Data for review:
----

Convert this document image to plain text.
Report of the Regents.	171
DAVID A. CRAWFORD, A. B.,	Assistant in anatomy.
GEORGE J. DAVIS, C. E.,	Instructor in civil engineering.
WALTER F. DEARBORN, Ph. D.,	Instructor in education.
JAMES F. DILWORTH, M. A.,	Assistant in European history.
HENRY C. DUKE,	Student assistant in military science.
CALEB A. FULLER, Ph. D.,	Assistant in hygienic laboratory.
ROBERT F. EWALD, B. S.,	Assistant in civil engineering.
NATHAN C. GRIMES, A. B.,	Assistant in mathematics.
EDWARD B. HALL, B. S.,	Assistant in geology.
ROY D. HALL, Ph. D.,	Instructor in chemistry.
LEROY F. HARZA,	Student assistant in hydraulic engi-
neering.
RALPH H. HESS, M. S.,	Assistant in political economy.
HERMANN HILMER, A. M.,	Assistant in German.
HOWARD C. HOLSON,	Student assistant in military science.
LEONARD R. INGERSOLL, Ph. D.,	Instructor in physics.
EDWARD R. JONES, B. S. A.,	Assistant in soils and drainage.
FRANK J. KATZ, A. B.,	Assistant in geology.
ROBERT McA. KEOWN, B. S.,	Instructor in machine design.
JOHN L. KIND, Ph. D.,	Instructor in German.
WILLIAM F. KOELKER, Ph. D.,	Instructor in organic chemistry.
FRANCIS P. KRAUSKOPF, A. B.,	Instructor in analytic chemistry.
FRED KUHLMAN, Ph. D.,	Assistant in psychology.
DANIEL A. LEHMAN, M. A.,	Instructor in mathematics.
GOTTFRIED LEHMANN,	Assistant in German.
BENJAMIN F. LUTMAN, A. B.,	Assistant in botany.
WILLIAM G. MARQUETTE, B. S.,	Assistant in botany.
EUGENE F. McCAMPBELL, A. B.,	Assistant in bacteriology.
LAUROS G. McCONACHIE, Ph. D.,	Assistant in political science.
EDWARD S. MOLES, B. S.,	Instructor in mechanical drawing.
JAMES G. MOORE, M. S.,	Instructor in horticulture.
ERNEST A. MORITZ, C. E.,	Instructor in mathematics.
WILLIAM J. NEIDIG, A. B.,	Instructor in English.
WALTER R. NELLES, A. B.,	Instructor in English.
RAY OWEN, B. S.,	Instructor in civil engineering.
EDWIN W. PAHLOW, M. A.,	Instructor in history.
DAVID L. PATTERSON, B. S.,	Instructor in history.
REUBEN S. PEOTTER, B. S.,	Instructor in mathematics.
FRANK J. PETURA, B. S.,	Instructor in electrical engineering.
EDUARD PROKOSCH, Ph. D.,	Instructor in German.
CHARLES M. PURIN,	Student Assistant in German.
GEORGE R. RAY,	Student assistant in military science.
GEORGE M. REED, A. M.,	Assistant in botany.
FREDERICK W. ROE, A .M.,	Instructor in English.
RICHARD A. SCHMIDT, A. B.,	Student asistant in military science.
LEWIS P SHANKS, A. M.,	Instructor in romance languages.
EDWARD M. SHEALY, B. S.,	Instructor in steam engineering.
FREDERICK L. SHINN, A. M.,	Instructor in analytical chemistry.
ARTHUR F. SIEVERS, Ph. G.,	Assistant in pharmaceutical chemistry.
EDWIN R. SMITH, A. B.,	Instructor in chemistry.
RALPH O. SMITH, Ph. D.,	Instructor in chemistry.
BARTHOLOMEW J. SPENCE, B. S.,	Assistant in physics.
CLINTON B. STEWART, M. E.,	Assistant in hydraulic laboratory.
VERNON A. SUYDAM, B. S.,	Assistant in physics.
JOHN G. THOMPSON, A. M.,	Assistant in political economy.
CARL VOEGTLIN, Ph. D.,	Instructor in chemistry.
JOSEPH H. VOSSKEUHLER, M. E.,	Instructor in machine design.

----

Task item: Your task is to copy every line of the entries that contains the string "machine".

Written answer:
ROBERT McA. KEOWN, B. S.,	Instructor in machine design.
JOSEPH H. VOSSKEUHLER, M. E.,	Instructor in machine design.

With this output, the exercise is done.